» EXERCISE BRIEF
Go through the data below. List every line that holds the word "раппортов".

begin DATASET EXTRACT

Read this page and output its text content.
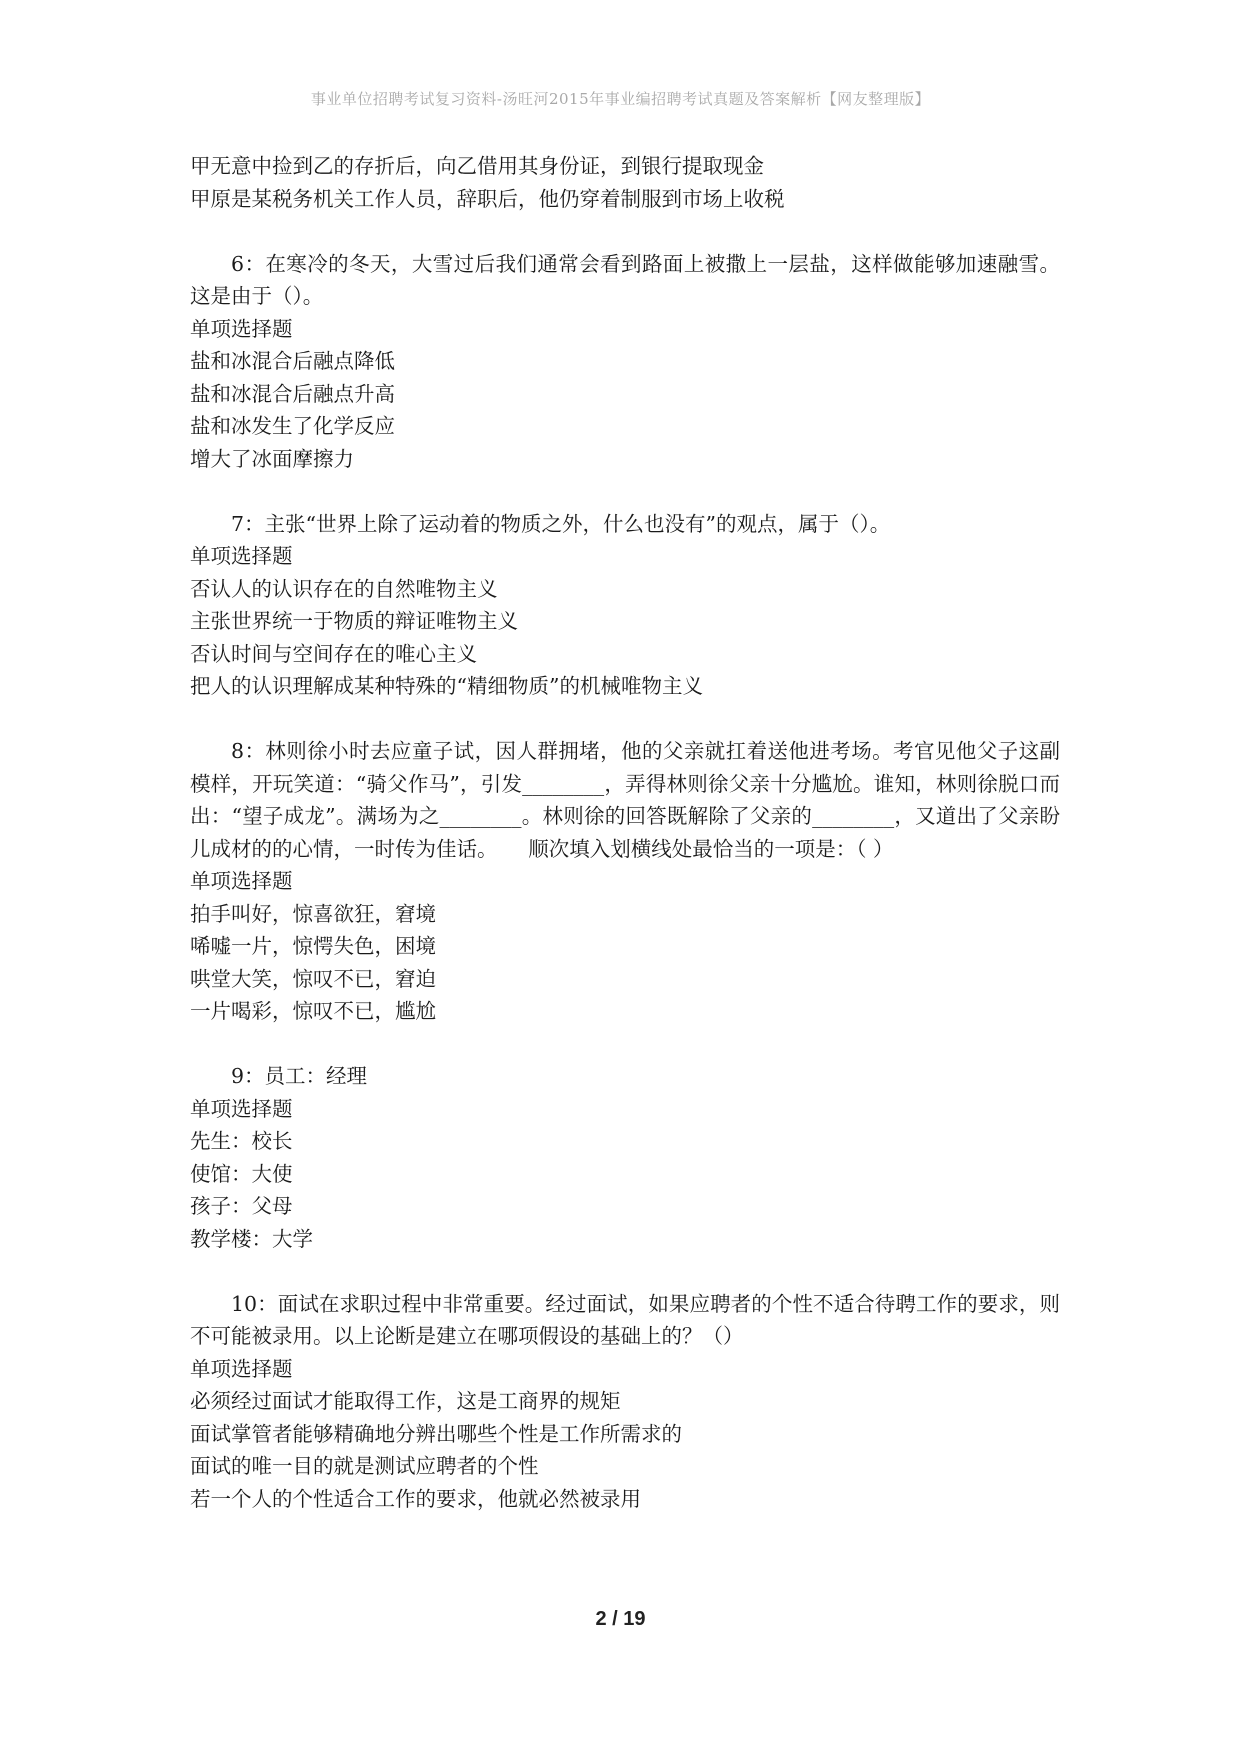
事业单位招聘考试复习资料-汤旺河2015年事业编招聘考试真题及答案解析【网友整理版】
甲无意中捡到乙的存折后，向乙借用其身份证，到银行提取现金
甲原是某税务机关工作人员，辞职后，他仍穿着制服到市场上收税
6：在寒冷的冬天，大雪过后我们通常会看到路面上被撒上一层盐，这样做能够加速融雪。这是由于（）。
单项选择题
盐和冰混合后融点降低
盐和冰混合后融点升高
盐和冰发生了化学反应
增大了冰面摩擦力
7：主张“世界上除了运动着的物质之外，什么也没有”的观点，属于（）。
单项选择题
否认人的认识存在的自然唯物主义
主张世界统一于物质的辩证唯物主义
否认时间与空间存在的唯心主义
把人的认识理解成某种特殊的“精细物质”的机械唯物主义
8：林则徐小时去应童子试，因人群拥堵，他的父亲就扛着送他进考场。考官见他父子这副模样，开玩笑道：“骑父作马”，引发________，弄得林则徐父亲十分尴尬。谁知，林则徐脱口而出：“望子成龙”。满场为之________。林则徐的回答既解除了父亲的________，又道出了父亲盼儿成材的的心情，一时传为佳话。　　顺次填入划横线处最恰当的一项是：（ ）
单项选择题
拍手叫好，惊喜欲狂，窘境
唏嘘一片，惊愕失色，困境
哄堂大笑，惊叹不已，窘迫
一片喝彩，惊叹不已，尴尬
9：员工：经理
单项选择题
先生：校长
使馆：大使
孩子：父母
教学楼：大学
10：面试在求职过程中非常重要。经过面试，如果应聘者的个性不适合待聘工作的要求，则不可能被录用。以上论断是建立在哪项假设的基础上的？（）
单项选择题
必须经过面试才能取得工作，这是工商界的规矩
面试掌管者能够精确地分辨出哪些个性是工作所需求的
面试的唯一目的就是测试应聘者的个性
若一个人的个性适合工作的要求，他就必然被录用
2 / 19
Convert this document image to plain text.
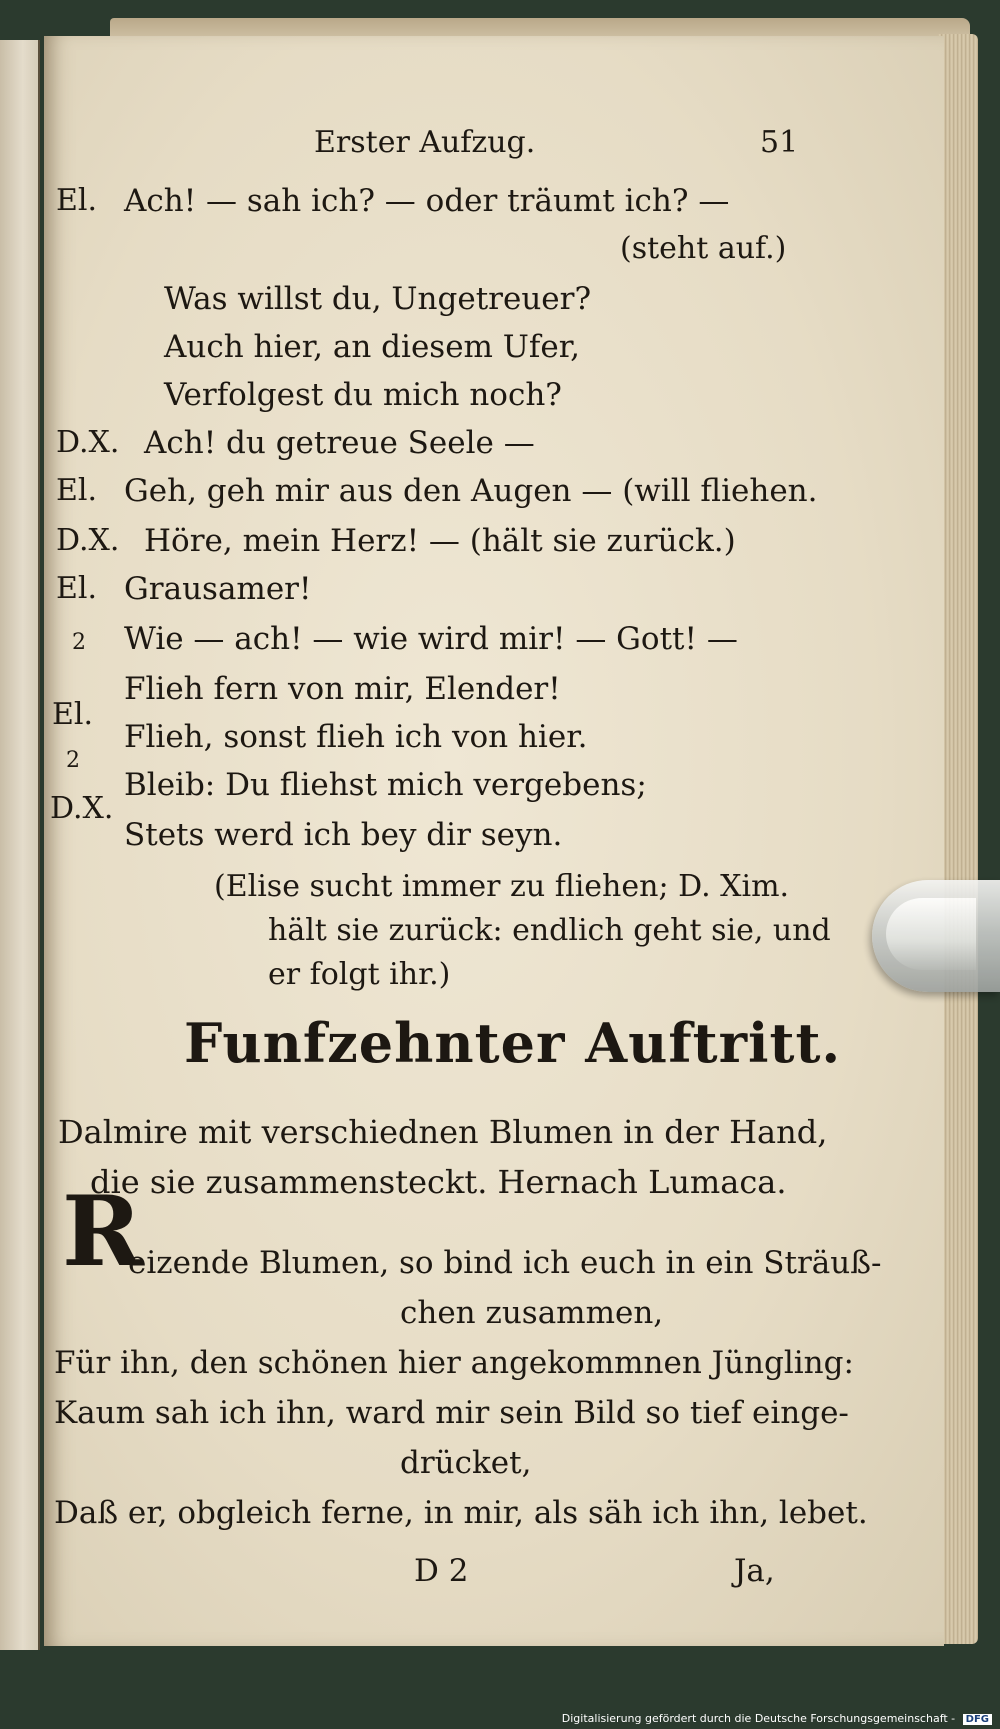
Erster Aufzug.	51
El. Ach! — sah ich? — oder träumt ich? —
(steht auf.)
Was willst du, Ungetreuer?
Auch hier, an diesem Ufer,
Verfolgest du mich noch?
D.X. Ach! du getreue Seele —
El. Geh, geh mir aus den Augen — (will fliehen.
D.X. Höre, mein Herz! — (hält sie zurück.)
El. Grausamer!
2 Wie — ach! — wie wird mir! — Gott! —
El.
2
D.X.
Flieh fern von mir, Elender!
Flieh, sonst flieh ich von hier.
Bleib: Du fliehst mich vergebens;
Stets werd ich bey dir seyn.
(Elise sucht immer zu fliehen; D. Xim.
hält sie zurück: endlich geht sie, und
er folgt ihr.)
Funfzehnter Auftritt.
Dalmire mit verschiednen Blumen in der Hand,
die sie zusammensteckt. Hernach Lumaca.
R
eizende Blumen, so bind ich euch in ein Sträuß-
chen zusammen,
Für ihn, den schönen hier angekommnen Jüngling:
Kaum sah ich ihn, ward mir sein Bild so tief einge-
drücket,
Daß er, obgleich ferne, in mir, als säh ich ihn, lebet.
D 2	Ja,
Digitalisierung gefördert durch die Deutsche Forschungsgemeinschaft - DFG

end DATASET EXTRACT
begin DATASET EXTRACT

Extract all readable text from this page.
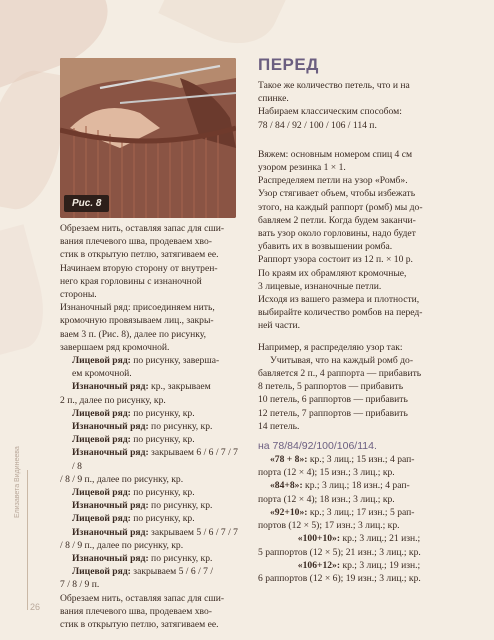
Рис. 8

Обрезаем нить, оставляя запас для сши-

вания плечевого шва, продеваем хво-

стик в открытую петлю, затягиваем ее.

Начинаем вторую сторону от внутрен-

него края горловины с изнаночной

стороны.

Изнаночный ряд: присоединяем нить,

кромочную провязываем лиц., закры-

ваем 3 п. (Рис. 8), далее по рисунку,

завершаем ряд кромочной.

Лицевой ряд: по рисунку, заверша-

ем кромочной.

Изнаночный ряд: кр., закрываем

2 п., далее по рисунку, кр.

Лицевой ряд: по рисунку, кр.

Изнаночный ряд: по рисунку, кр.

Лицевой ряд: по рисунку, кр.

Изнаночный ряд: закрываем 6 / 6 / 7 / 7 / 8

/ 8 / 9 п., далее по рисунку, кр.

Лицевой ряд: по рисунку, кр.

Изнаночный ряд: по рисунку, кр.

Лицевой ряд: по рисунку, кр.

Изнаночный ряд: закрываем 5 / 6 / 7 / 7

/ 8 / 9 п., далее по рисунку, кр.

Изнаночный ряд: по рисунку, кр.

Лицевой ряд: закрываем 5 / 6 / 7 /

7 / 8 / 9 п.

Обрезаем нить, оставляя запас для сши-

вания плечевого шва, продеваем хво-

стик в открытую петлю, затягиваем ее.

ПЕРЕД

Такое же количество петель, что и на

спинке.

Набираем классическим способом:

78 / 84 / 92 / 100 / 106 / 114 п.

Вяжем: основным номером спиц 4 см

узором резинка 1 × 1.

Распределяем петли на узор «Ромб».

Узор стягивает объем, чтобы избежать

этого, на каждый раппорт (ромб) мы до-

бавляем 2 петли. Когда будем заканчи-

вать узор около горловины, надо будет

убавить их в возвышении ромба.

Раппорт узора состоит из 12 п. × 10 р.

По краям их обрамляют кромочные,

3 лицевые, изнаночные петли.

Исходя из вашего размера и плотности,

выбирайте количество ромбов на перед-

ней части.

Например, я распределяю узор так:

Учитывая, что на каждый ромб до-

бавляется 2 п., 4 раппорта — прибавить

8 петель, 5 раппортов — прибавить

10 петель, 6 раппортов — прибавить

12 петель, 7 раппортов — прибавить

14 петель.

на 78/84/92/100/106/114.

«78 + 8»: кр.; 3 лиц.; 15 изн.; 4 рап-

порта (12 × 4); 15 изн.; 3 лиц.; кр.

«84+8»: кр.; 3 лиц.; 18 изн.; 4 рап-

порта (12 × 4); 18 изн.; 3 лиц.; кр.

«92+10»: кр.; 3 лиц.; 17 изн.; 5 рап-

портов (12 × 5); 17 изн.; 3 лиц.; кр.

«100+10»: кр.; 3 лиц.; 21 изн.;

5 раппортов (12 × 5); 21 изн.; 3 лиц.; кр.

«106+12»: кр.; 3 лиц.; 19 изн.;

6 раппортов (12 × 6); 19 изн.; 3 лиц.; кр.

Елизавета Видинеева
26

end DATASET EXTRACT

» CORRECT OUTPUT
8 петель, 5 раппортов — прибавить
10 петель, 6 раппортов — прибавить
12 петель, 7 раппортов — прибавить
5 раппортов (12 × 5); 21 изн.; 3 лиц.; кр.
6 раппортов (12 × 6); 19 изн.; 3 лиц.; кр.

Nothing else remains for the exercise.